** Start Record list **

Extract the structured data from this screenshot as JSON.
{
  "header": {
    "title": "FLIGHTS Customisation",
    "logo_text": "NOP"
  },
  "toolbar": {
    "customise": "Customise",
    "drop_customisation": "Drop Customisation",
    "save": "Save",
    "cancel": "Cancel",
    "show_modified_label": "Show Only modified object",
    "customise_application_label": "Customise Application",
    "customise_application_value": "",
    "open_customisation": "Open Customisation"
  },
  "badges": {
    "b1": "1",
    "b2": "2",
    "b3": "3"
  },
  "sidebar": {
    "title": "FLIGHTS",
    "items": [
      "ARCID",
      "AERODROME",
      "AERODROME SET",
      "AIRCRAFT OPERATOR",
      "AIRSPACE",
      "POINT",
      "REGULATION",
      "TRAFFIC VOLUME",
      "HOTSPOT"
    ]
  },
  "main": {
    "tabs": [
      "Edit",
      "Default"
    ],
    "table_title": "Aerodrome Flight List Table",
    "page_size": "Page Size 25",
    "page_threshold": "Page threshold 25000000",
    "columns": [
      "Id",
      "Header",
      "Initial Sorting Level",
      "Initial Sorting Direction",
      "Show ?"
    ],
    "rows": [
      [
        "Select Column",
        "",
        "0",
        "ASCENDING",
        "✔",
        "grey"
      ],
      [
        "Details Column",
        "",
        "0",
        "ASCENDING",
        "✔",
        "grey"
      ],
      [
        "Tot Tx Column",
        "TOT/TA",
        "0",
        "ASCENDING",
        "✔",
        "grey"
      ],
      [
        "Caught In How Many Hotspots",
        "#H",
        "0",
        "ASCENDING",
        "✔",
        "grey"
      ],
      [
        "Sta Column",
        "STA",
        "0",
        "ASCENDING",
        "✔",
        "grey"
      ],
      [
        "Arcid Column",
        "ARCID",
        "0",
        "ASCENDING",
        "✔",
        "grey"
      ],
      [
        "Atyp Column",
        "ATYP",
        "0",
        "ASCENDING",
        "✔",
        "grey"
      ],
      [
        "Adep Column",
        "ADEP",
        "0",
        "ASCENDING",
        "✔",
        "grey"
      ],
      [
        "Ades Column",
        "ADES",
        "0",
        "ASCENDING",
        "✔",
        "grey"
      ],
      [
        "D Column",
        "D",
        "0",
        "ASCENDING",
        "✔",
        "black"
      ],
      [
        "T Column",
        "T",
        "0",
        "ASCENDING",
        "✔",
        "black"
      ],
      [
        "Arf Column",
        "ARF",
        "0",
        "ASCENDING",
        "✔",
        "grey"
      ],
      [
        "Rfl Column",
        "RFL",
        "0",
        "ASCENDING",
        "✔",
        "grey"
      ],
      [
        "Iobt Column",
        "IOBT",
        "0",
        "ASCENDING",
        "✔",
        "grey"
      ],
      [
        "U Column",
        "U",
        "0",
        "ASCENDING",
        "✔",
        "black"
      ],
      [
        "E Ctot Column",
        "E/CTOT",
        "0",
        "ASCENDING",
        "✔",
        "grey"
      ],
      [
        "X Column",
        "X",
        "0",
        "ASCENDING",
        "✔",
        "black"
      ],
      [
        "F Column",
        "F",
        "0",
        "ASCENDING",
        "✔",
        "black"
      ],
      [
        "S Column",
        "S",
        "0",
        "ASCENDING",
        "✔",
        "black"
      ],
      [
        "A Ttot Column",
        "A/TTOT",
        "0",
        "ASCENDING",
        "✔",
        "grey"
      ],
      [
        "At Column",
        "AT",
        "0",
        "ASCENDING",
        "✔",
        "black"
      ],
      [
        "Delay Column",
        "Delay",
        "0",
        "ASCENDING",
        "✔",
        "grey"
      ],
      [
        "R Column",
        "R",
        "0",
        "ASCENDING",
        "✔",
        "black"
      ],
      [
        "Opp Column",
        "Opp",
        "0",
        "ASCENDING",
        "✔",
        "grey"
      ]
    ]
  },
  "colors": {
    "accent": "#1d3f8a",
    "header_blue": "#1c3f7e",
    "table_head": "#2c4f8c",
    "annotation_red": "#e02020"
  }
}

** End Record list **

• [Given exercise]: Which lines contain the word "Sorting"? Copy each of them.

• [Result of the task]:
      "Initial Sorting Level",
      "Initial Sorting Direction",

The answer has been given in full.